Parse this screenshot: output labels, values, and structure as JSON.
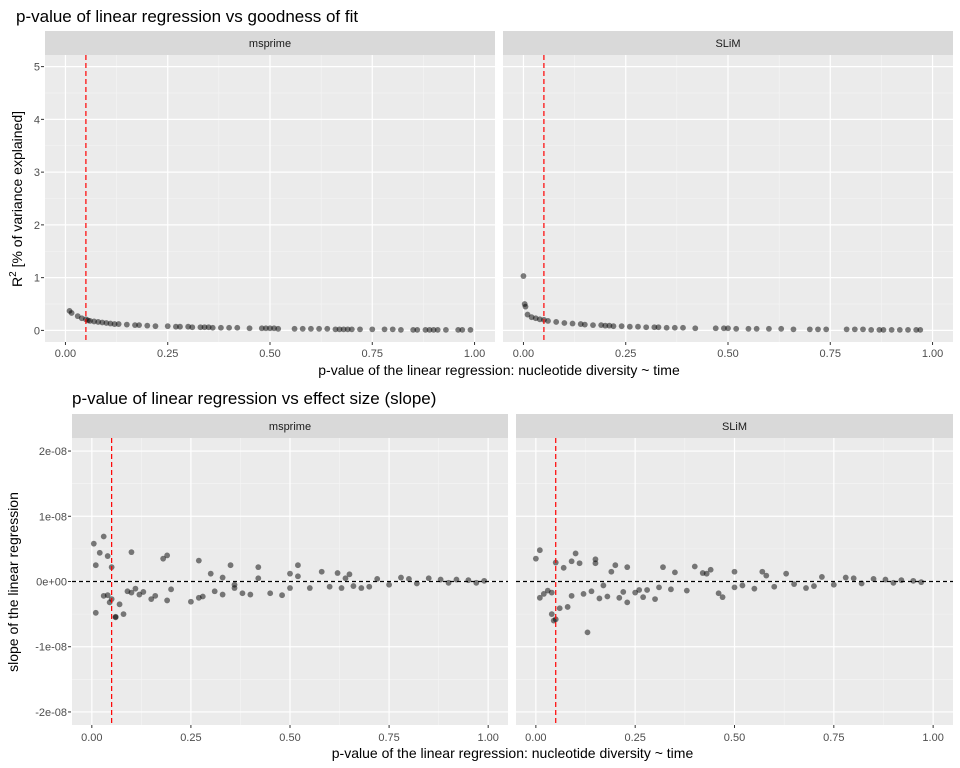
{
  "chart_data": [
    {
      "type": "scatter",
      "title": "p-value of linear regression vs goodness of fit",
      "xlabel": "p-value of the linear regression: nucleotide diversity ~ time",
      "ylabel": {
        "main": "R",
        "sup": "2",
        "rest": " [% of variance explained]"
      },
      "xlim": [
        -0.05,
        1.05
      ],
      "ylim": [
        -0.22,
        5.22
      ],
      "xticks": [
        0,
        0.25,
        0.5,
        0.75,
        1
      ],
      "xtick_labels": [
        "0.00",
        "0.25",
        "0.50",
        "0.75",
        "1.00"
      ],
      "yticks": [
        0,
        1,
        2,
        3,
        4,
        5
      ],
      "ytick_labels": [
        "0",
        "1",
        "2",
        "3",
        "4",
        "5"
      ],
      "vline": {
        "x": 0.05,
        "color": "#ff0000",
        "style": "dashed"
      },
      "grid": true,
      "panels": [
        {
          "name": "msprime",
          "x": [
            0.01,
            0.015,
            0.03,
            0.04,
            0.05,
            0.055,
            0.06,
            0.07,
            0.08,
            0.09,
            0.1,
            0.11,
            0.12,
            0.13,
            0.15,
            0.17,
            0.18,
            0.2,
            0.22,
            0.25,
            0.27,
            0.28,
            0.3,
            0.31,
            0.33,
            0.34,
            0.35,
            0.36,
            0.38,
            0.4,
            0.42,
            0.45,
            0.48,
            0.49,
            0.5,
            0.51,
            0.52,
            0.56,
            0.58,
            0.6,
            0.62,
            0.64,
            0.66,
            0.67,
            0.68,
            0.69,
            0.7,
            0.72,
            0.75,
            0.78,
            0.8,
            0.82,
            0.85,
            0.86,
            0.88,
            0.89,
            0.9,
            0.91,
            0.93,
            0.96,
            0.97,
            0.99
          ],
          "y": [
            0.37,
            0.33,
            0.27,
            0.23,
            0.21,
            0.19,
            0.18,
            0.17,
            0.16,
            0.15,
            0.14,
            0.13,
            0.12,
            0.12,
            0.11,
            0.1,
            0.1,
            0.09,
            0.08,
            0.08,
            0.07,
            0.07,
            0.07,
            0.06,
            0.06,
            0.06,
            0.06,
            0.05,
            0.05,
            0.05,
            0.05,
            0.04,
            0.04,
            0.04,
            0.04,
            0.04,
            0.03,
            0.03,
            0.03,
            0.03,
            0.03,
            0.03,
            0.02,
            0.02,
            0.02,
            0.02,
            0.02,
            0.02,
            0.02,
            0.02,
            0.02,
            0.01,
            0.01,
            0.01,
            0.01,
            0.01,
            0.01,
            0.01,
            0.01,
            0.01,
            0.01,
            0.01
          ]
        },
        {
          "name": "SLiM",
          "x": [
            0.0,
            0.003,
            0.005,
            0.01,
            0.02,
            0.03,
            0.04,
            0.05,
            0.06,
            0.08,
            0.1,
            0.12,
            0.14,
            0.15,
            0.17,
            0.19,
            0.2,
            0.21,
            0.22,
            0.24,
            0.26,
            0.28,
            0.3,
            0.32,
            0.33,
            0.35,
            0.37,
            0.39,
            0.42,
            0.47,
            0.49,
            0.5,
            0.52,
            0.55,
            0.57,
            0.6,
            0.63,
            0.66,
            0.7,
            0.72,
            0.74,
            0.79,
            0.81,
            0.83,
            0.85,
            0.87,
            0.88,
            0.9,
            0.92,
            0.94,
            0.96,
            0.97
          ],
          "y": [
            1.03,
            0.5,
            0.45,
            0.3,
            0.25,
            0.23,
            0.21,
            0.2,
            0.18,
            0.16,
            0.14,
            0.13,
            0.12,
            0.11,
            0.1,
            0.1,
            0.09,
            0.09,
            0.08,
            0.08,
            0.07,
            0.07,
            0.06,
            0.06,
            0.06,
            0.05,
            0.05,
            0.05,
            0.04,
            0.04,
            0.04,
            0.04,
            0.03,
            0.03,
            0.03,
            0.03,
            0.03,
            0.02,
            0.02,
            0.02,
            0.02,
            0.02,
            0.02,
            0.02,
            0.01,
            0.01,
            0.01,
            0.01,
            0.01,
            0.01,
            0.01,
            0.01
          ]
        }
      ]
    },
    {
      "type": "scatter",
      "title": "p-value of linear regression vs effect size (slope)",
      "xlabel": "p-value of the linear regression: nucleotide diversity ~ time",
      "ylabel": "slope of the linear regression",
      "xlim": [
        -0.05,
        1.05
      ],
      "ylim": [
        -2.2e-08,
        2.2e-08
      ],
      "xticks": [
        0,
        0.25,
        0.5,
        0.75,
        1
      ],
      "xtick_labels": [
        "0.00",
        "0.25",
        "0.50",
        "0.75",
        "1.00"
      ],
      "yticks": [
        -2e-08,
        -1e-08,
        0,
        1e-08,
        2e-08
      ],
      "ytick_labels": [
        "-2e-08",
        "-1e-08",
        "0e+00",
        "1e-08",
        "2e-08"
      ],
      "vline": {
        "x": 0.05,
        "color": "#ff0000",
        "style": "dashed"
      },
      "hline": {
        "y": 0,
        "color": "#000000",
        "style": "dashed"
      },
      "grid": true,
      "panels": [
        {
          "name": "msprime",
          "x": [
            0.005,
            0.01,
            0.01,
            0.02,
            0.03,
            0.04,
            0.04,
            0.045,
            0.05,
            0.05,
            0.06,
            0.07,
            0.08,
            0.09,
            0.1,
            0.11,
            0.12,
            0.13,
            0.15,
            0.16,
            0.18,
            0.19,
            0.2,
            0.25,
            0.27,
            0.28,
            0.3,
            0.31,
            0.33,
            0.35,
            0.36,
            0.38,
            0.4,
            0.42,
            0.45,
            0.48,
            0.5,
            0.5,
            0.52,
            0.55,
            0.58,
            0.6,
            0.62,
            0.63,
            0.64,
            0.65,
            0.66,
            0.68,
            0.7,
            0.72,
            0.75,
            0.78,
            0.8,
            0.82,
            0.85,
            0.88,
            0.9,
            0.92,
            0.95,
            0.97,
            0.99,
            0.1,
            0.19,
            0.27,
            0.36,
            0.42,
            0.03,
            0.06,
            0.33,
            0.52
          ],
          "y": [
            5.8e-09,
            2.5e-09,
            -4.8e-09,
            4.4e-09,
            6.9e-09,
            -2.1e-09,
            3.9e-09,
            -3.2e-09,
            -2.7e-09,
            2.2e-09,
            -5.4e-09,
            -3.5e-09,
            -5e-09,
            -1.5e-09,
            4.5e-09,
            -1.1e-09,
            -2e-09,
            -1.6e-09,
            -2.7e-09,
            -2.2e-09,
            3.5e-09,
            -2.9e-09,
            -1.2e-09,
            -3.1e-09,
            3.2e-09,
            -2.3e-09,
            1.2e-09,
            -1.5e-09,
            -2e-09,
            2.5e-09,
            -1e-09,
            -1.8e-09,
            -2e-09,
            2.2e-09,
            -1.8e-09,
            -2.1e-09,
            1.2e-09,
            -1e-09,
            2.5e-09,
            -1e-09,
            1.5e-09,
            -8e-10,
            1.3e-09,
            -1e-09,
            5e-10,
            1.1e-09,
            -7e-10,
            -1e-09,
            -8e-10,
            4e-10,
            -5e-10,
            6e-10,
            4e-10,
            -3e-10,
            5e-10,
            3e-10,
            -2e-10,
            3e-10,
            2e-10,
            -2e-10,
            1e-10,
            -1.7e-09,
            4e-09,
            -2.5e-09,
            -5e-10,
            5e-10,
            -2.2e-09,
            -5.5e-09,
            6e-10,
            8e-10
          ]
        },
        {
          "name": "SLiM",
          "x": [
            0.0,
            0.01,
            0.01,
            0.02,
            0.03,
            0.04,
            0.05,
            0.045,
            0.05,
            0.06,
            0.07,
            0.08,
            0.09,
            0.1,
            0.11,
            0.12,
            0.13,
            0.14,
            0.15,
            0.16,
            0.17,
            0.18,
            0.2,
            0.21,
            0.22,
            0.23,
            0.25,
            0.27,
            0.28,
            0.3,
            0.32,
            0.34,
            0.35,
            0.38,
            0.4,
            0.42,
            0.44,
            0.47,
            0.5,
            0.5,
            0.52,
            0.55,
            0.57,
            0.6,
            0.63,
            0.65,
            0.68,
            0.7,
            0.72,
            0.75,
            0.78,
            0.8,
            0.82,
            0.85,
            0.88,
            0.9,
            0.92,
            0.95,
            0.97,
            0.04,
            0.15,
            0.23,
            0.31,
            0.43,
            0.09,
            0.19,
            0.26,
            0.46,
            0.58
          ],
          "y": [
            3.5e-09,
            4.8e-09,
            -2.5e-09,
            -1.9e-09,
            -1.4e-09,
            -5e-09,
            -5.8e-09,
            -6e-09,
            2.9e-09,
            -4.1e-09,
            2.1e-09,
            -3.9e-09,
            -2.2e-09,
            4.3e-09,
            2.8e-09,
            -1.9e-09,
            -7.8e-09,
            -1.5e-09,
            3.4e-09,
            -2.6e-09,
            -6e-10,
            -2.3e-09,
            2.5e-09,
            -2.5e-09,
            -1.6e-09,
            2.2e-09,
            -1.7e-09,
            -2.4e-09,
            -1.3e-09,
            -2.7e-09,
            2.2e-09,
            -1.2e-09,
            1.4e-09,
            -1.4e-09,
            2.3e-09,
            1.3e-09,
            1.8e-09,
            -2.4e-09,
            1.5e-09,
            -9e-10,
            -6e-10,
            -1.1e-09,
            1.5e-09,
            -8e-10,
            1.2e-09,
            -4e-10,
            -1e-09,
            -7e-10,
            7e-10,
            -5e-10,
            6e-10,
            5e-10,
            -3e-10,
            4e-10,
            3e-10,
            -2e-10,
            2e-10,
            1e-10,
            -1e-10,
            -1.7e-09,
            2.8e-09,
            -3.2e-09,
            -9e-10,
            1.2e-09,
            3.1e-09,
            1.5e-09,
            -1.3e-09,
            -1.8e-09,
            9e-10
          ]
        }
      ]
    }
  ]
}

Short task
Go through the listing above and return every line where the word "title" occurs.

Task result
      "title": "p-value of linear regression vs goodness of fit",
      "title": "p-value of linear regression vs effect size (slope)",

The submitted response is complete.